**Materials provided:**
--- Begin ---
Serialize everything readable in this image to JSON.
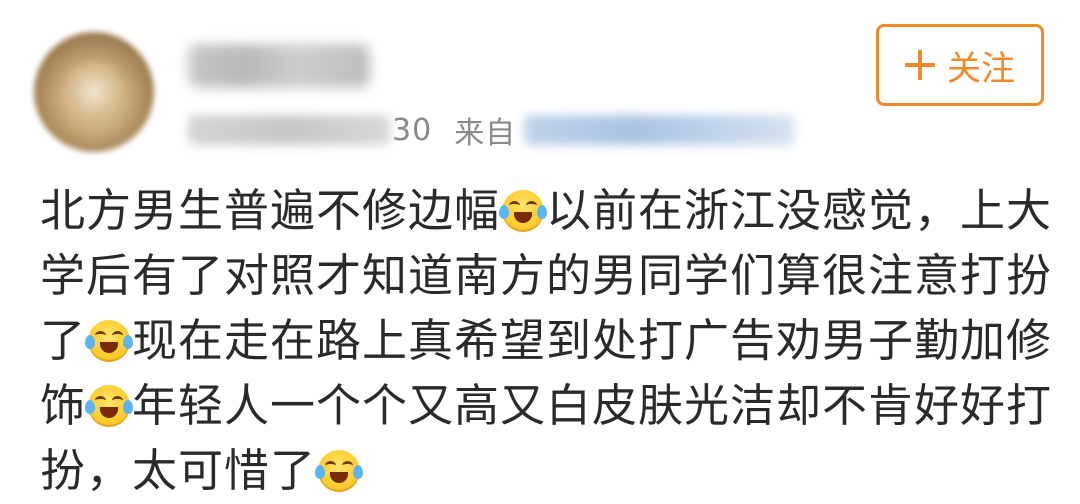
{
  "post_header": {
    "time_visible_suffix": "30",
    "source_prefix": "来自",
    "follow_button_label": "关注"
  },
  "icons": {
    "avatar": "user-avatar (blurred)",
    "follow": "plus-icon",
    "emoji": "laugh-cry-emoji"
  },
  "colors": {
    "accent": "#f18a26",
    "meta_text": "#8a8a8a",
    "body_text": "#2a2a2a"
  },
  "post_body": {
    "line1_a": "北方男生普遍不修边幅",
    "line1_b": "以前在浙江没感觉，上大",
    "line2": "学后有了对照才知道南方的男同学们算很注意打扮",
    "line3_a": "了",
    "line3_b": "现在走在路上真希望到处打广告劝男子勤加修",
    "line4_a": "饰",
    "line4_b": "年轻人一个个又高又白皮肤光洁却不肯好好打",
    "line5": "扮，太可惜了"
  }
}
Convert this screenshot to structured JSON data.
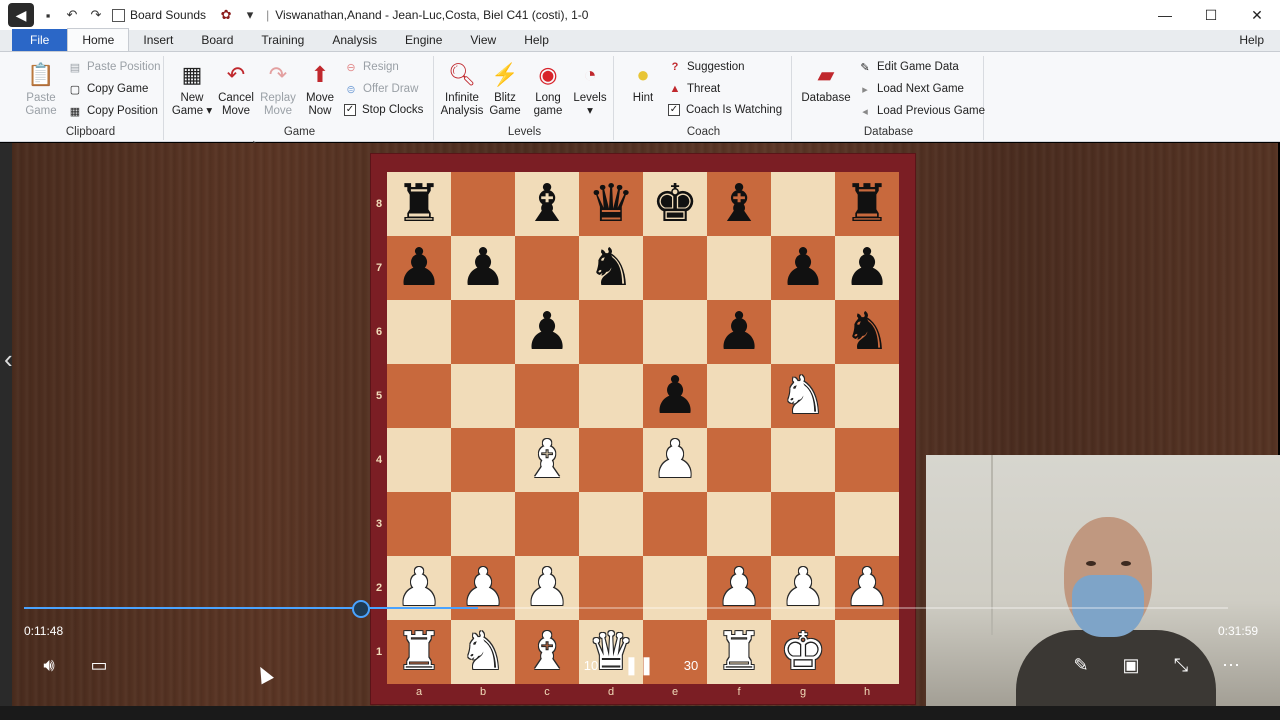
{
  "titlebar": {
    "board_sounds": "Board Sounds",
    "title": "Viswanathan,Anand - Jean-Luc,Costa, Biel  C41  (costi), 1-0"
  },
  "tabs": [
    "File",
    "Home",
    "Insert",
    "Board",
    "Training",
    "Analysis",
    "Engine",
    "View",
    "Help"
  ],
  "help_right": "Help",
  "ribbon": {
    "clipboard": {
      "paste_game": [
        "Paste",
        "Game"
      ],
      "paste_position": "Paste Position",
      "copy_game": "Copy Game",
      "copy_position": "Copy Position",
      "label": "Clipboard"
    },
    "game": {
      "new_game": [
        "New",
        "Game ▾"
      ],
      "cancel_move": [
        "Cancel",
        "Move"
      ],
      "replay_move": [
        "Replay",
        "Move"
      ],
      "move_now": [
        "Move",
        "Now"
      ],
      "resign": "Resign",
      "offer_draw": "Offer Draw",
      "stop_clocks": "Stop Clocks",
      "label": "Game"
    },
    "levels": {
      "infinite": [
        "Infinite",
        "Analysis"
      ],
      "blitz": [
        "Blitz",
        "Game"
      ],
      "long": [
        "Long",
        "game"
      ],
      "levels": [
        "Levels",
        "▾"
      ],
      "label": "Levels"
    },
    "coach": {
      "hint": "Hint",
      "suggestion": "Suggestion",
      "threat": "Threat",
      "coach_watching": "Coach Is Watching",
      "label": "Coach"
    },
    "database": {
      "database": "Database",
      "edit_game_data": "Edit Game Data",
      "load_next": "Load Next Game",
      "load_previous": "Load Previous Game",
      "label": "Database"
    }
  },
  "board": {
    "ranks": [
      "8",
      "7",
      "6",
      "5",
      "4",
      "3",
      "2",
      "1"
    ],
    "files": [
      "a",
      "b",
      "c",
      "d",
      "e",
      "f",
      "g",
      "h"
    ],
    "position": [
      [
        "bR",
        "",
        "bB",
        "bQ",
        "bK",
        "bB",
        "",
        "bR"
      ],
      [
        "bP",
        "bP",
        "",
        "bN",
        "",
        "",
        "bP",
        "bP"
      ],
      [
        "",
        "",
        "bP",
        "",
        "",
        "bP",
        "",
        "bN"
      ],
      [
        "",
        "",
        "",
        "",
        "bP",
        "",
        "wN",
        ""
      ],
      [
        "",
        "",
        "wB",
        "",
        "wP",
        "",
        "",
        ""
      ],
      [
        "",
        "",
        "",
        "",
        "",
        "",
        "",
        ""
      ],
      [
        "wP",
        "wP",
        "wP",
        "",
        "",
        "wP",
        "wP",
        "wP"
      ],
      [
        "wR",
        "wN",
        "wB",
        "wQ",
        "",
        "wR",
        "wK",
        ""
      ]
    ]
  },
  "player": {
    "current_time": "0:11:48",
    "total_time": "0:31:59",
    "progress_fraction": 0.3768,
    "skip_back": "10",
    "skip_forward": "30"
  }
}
--- End ---
**What to do:** Extract all the entries word for word; omit any pictures.

**Output:**
Serialize everything readable in this image to JSON.
{
  "post_header": {
    "time_visible_suffix": "30",
    "source_prefix": "来自",
    "follow_button_label": "关注"
  },
  "icons": {
    "avatar": "user-avatar (blurred)",
    "follow": "plus-icon",
    "emoji": "laugh-cry-emoji"
  },
  "colors": {
    "accent": "#f18a26",
    "meta_text": "#8a8a8a",
    "body_text": "#2a2a2a"
  },
  "post_body": {
    "line1_a": "北方男生普遍不修边幅",
    "line1_b": "以前在浙江没感觉，上大",
    "line2": "学后有了对照才知道南方的男同学们算很注意打扮",
    "line3_a": "了",
    "line3_b": "现在走在路上真希望到处打广告劝男子勤加修",
    "line4_a": "饰",
    "line4_b": "年轻人一个个又高又白皮肤光洁却不肯好好打",
    "line5": "扮，太可惜了"
  }
}
Convert this screenshot to structured JSON data.
{
  "titlebar": {
    "board_sounds": "Board Sounds",
    "title": "Viswanathan,Anand - Jean-Luc,Costa, Biel  C41  (costi), 1-0"
  },
  "tabs": [
    "File",
    "Home",
    "Insert",
    "Board",
    "Training",
    "Analysis",
    "Engine",
    "View",
    "Help"
  ],
  "help_right": "Help",
  "ribbon": {
    "clipboard": {
      "paste_game": [
        "Paste",
        "Game"
      ],
      "paste_position": "Paste Position",
      "copy_game": "Copy Game",
      "copy_position": "Copy Position",
      "label": "Clipboard"
    },
    "game": {
      "new_game": [
        "New",
        "Game ▾"
      ],
      "cancel_move": [
        "Cancel",
        "Move"
      ],
      "replay_move": [
        "Replay",
        "Move"
      ],
      "move_now": [
        "Move",
        "Now"
      ],
      "resign": "Resign",
      "offer_draw": "Offer Draw",
      "stop_clocks": "Stop Clocks",
      "label": "Game"
    },
    "levels": {
      "infinite": [
        "Infinite",
        "Analysis"
      ],
      "blitz": [
        "Blitz",
        "Game"
      ],
      "long": [
        "Long",
        "game"
      ],
      "levels": [
        "Levels",
        "▾"
      ],
      "label": "Levels"
    },
    "coach": {
      "hint": "Hint",
      "suggestion": "Suggestion",
      "threat": "Threat",
      "coach_watching": "Coach Is Watching",
      "label": "Coach"
    },
    "database": {
      "database": "Database",
      "edit_game_data": "Edit Game Data",
      "load_next": "Load Next Game",
      "load_previous": "Load Previous Game",
      "label": "Database"
    }
  },
  "board": {
    "ranks": [
      "8",
      "7",
      "6",
      "5",
      "4",
      "3",
      "2",
      "1"
    ],
    "files": [
      "a",
      "b",
      "c",
      "d",
      "e",
      "f",
      "g",
      "h"
    ],
    "position": [
      [
        "bR",
        "",
        "bB",
        "bQ",
        "bK",
        "bB",
        "",
        "bR"
      ],
      [
        "bP",
        "bP",
        "",
        "bN",
        "",
        "",
        "bP",
        "bP"
      ],
      [
        "",
        "",
        "bP",
        "",
        "",
        "bP",
        "",
        "bN"
      ],
      [
        "",
        "",
        "",
        "",
        "bP",
        "",
        "wN",
        ""
      ],
      [
        "",
        "",
        "wB",
        "",
        "wP",
        "",
        "",
        ""
      ],
      [
        "",
        "",
        "",
        "",
        "",
        "",
        "",
        ""
      ],
      [
        "wP",
        "wP",
        "wP",
        "",
        "",
        "wP",
        "wP",
        "wP"
      ],
      [
        "wR",
        "wN",
        "wB",
        "wQ",
        "",
        "wR",
        "wK",
        ""
      ]
    ]
  },
  "player": {
    "current_time": "0:11:48",
    "total_time": "0:31:59",
    "progress_fraction": 0.3768,
    "skip_back": "10",
    "skip_forward": "30"
  }
}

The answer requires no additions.